-- Start Material provided --

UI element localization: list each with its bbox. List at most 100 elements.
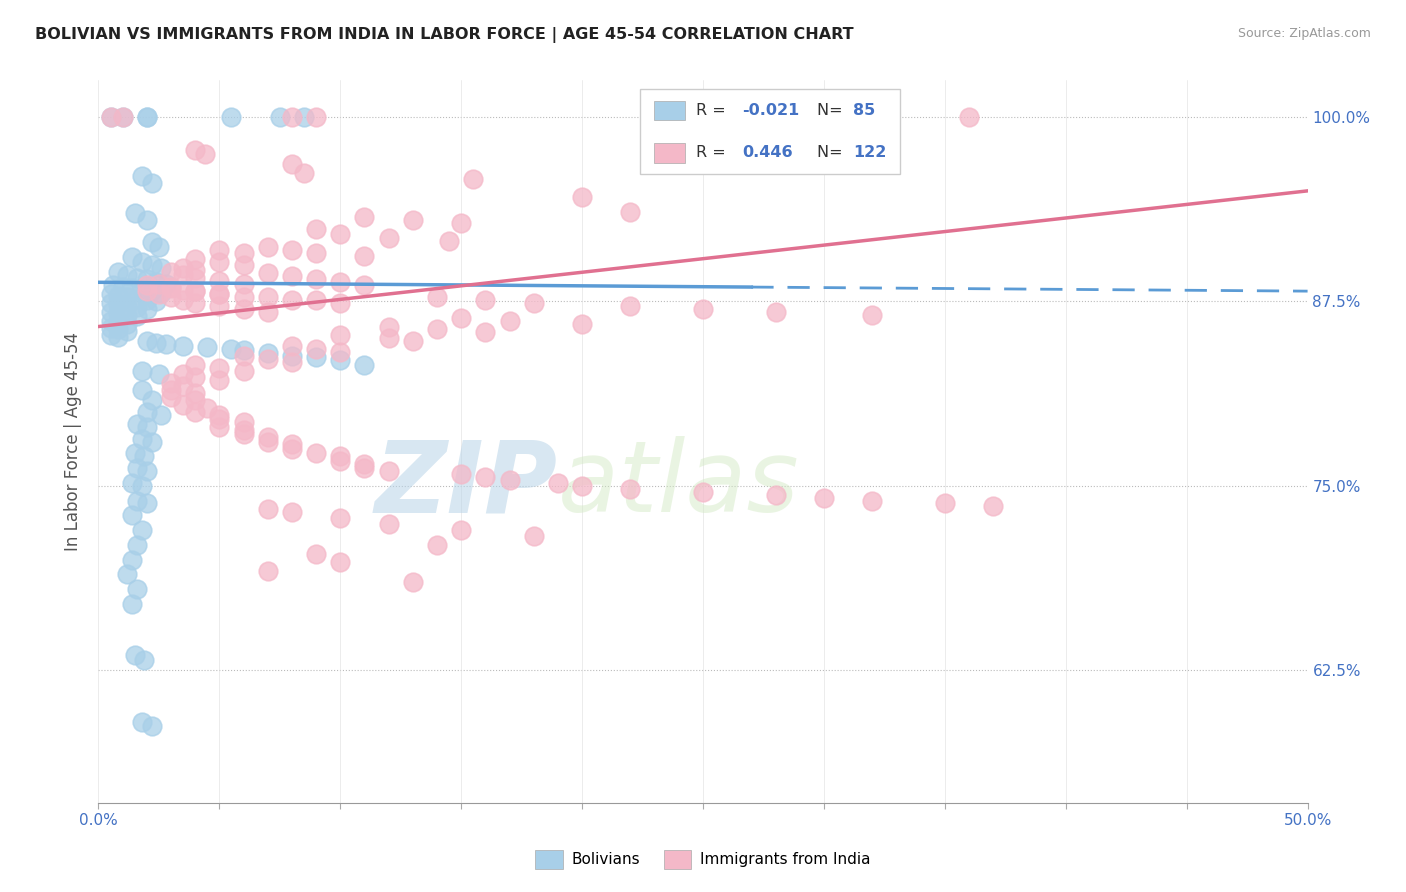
Point [184, 296, 207, 310]
Point [172, 378, 194, 392]
Point [160, 281, 183, 295]
Point [377, 231, 399, 245]
Point [155, 337, 177, 351]
Point [141, 284, 163, 298]
Point [232, 290, 254, 304]
Point [208, 419, 231, 434]
Point [100, 110, 122, 124]
Point [281, 355, 304, 369]
Point [131, 432, 153, 446]
Point [571, 317, 593, 331]
Point [377, 331, 399, 345]
Point [172, 283, 194, 297]
Point [765, 488, 787, 502]
Point [111, 110, 134, 124]
Point [135, 110, 157, 124]
Point [135, 293, 157, 307]
Point [145, 275, 167, 289]
Point [281, 349, 304, 363]
Point [208, 287, 231, 301]
Point [172, 260, 194, 275]
Point [281, 505, 304, 519]
Point [256, 240, 278, 254]
Point [107, 330, 129, 344]
Point [148, 240, 170, 254]
Point [117, 567, 139, 582]
Point [208, 299, 231, 313]
Point [377, 464, 399, 478]
Point [127, 493, 149, 508]
Point [160, 279, 183, 293]
Point [305, 245, 328, 260]
Point [160, 383, 183, 397]
Point [184, 284, 207, 298]
Point [474, 470, 496, 484]
Point [221, 110, 243, 124]
Point [100, 328, 122, 343]
Point [426, 290, 449, 304]
Point [208, 412, 231, 426]
Point [450, 310, 472, 325]
Point [111, 279, 134, 293]
Point [232, 349, 254, 363]
Point [131, 364, 153, 378]
Point [172, 268, 194, 282]
Text: 0.446: 0.446 [742, 145, 793, 161]
Point [121, 475, 143, 490]
Point [329, 353, 352, 368]
Point [292, 166, 315, 180]
Point [107, 288, 129, 302]
Point [127, 461, 149, 475]
Point [353, 278, 375, 293]
Point [450, 523, 472, 537]
Point [135, 419, 157, 434]
Point [195, 340, 218, 354]
Point [150, 260, 173, 275]
Point [134, 450, 156, 464]
Legend: Bolivians, Immigrants from India: Bolivians, Immigrants from India [529, 844, 877, 875]
Point [329, 453, 352, 467]
Point [256, 351, 278, 366]
Point [474, 326, 496, 340]
Point [256, 564, 278, 578]
Point [194, 147, 217, 161]
Point [150, 285, 173, 300]
Point [256, 430, 278, 444]
Point [172, 293, 194, 307]
Text: 122: 122 [853, 145, 887, 161]
Point [101, 278, 124, 293]
Point [148, 287, 170, 301]
Point [111, 110, 134, 124]
Point [450, 467, 472, 481]
Point [329, 275, 352, 289]
Point [305, 293, 328, 307]
Text: 85: 85 [853, 103, 876, 118]
Point [329, 556, 352, 570]
Point [107, 265, 129, 279]
Point [141, 258, 163, 272]
Point [232, 427, 254, 442]
Point [135, 405, 157, 419]
Point [184, 358, 207, 372]
Point [150, 408, 173, 422]
Point [208, 274, 231, 288]
Point [127, 582, 149, 596]
Point [860, 308, 883, 322]
Point [131, 383, 153, 397]
Point [131, 283, 153, 297]
Point [124, 648, 146, 663]
Point [135, 334, 157, 349]
Point [353, 249, 375, 263]
Point [121, 597, 143, 611]
Point [148, 367, 170, 381]
Point [305, 446, 328, 460]
Point [131, 254, 153, 268]
Point [281, 293, 304, 307]
Point [117, 308, 139, 322]
Point [463, 172, 485, 186]
Point [281, 339, 304, 353]
Point [692, 484, 714, 499]
Point [269, 110, 291, 124]
Text: N=: N= [817, 103, 848, 118]
Point [232, 258, 254, 272]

-- End Material provided --

## Work instructions
Copy every line of the listing above word for word, but omit the picture.

## Exercise answer
UI element localization: list each with its bbox. List at most 100 elements.
Point [184, 296, 207, 310]
Point [172, 378, 194, 392]
Point [160, 281, 183, 295]
Point [377, 231, 399, 245]
Point [155, 337, 177, 351]
Point [141, 284, 163, 298]
Point [232, 290, 254, 304]
Point [208, 419, 231, 434]
Point [100, 110, 122, 124]
Point [281, 355, 304, 369]
Point [131, 432, 153, 446]
Point [571, 317, 593, 331]
Point [377, 331, 399, 345]
Point [172, 283, 194, 297]
Point [765, 488, 787, 502]
Point [111, 110, 134, 124]
Point [135, 110, 157, 124]
Point [135, 293, 157, 307]
Point [145, 275, 167, 289]
Point [281, 349, 304, 363]
Point [208, 287, 231, 301]
Point [172, 260, 194, 275]
Point [281, 505, 304, 519]
Point [256, 240, 278, 254]
Point [107, 330, 129, 344]
Point [148, 240, 170, 254]
Point [117, 567, 139, 582]
Point [208, 299, 231, 313]
Point [377, 464, 399, 478]
Point [127, 493, 149, 508]
Point [160, 279, 183, 293]
Point [305, 245, 328, 260]
Point [160, 383, 183, 397]
Point [184, 284, 207, 298]
Point [474, 470, 496, 484]
Point [221, 110, 243, 124]
Point [100, 328, 122, 343]
Point [426, 290, 449, 304]
Point [208, 412, 231, 426]
Point [450, 310, 472, 325]
Point [111, 279, 134, 293]
Point [232, 349, 254, 363]
Point [131, 364, 153, 378]
Point [172, 268, 194, 282]
Text: 0.446: 0.446 [742, 145, 793, 161]
Point [121, 475, 143, 490]
Point [329, 353, 352, 368]
Point [292, 166, 315, 180]
Point [107, 288, 129, 302]
Point [127, 461, 149, 475]
Point [353, 278, 375, 293]
Point [450, 523, 472, 537]
Point [135, 419, 157, 434]
Point [195, 340, 218, 354]
Point [150, 260, 173, 275]
Point [134, 450, 156, 464]
Legend: Bolivians, Immigrants from India: Bolivians, Immigrants from India [529, 844, 877, 875]
Point [329, 453, 352, 467]
Point [256, 351, 278, 366]
Point [474, 326, 496, 340]
Point [256, 564, 278, 578]
Point [194, 147, 217, 161]
Point [150, 285, 173, 300]
Point [256, 430, 278, 444]
Point [172, 293, 194, 307]
Text: 122: 122 [853, 145, 887, 161]
Point [101, 278, 124, 293]
Point [148, 287, 170, 301]
Point [111, 110, 134, 124]
Point [450, 467, 472, 481]
Point [329, 275, 352, 289]
Point [305, 293, 328, 307]
Text: 85: 85 [853, 103, 876, 118]
Point [329, 556, 352, 570]
Point [107, 265, 129, 279]
Point [141, 258, 163, 272]
Point [232, 427, 254, 442]
Point [135, 405, 157, 419]
Point [184, 358, 207, 372]
Point [150, 408, 173, 422]
Point [208, 274, 231, 288]
Point [127, 582, 149, 596]
Point [860, 308, 883, 322]
Point [131, 383, 153, 397]
Point [131, 283, 153, 297]
Point [124, 648, 146, 663]
Point [135, 334, 157, 349]
Point [353, 249, 375, 263]
Point [121, 597, 143, 611]
Point [148, 367, 170, 381]
Point [305, 446, 328, 460]
Point [131, 254, 153, 268]
Point [281, 293, 304, 307]
Point [117, 308, 139, 322]
Point [463, 172, 485, 186]
Point [281, 339, 304, 353]
Point [692, 484, 714, 499]
Point [269, 110, 291, 124]
Text: N=: N= [817, 103, 848, 118]
Point [232, 258, 254, 272]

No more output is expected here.